--- START OF Source records ---

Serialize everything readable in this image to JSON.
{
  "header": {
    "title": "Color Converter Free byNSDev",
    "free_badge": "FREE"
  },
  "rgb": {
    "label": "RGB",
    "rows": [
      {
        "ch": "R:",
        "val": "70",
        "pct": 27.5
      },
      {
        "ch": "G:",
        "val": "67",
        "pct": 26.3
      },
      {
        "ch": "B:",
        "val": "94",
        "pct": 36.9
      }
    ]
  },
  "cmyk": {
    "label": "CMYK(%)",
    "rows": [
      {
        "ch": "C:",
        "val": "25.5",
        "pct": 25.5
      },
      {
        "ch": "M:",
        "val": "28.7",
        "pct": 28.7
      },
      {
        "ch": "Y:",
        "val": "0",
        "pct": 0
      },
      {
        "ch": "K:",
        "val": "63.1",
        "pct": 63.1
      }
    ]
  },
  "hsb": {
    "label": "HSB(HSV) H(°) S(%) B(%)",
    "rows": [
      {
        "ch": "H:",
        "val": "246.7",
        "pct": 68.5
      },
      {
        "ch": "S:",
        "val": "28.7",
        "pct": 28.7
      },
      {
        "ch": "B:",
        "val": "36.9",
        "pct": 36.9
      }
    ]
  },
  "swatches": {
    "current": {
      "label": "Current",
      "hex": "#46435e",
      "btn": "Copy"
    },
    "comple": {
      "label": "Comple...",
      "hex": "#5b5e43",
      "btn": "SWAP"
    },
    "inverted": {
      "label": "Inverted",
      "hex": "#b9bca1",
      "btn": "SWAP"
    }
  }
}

--- END OF Source records ---

Repeat the records above exactly.

Serialize everything readable in this image to JSON.
{
  "header": {
    "title": "Color Converter Free byNSDev",
    "free_badge": "FREE"
  },
  "rgb": {
    "label": "RGB",
    "rows": [
      {
        "ch": "R:",
        "val": "70",
        "pct": 27.5
      },
      {
        "ch": "G:",
        "val": "67",
        "pct": 26.3
      },
      {
        "ch": "B:",
        "val": "94",
        "pct": 36.9
      }
    ]
  },
  "cmyk": {
    "label": "CMYK(%)",
    "rows": [
      {
        "ch": "C:",
        "val": "25.5",
        "pct": 25.5
      },
      {
        "ch": "M:",
        "val": "28.7",
        "pct": 28.7
      },
      {
        "ch": "Y:",
        "val": "0",
        "pct": 0
      },
      {
        "ch": "K:",
        "val": "63.1",
        "pct": 63.1
      }
    ]
  },
  "hsb": {
    "label": "HSB(HSV) H(°) S(%) B(%)",
    "rows": [
      {
        "ch": "H:",
        "val": "246.7",
        "pct": 68.5
      },
      {
        "ch": "S:",
        "val": "28.7",
        "pct": 28.7
      },
      {
        "ch": "B:",
        "val": "36.9",
        "pct": 36.9
      }
    ]
  },
  "swatches": {
    "current": {
      "label": "Current",
      "hex": "#46435e",
      "btn": "Copy"
    },
    "comple": {
      "label": "Comple...",
      "hex": "#5b5e43",
      "btn": "SWAP"
    },
    "inverted": {
      "label": "Inverted",
      "hex": "#b9bca1",
      "btn": "SWAP"
    }
  }
}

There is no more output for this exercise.